Records supplied =>
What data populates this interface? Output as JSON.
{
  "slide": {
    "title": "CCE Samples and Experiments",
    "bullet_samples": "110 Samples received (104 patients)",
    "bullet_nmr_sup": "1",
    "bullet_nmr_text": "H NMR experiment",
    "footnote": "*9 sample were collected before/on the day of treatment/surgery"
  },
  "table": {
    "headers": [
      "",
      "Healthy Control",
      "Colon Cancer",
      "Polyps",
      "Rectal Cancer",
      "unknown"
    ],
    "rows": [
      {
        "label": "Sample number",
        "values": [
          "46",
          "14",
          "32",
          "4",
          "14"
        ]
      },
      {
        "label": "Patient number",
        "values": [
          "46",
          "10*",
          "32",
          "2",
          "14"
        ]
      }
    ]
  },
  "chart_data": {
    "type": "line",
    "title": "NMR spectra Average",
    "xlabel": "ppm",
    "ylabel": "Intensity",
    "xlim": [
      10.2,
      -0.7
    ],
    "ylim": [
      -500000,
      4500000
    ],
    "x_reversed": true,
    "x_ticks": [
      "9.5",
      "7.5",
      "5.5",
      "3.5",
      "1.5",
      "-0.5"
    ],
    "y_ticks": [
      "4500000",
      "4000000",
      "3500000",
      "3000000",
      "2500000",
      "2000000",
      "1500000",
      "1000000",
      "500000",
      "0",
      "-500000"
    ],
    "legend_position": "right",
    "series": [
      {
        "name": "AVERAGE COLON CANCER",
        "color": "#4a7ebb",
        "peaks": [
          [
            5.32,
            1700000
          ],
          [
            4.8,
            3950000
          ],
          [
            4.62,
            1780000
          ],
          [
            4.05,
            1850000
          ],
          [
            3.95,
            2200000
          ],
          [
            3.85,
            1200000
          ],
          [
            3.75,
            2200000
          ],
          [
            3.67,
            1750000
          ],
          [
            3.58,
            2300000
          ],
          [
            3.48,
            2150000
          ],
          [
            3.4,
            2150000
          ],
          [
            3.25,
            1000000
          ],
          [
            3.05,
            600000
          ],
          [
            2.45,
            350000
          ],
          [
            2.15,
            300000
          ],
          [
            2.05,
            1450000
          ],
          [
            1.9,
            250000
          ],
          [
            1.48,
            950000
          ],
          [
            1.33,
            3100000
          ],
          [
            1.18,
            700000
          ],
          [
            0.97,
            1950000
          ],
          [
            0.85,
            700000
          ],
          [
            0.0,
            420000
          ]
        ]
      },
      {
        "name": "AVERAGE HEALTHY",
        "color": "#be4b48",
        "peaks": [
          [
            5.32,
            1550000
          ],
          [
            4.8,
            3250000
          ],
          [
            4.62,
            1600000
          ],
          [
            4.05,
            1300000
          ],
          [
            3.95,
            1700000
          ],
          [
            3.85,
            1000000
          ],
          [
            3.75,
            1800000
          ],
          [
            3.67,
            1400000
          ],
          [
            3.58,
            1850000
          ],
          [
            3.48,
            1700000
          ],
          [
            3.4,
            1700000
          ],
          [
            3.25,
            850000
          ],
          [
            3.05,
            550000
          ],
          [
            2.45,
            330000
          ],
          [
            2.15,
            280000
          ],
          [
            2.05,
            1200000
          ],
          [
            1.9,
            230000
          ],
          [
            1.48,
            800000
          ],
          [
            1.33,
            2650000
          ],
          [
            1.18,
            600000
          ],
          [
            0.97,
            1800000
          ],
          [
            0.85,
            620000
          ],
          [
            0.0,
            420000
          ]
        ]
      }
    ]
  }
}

Work item => When the word "name" turns up on a line of the material above, copy that line.

Solution =>
        "name": "AVERAGE COLON CANCER",
        "name": "AVERAGE HEALTHY",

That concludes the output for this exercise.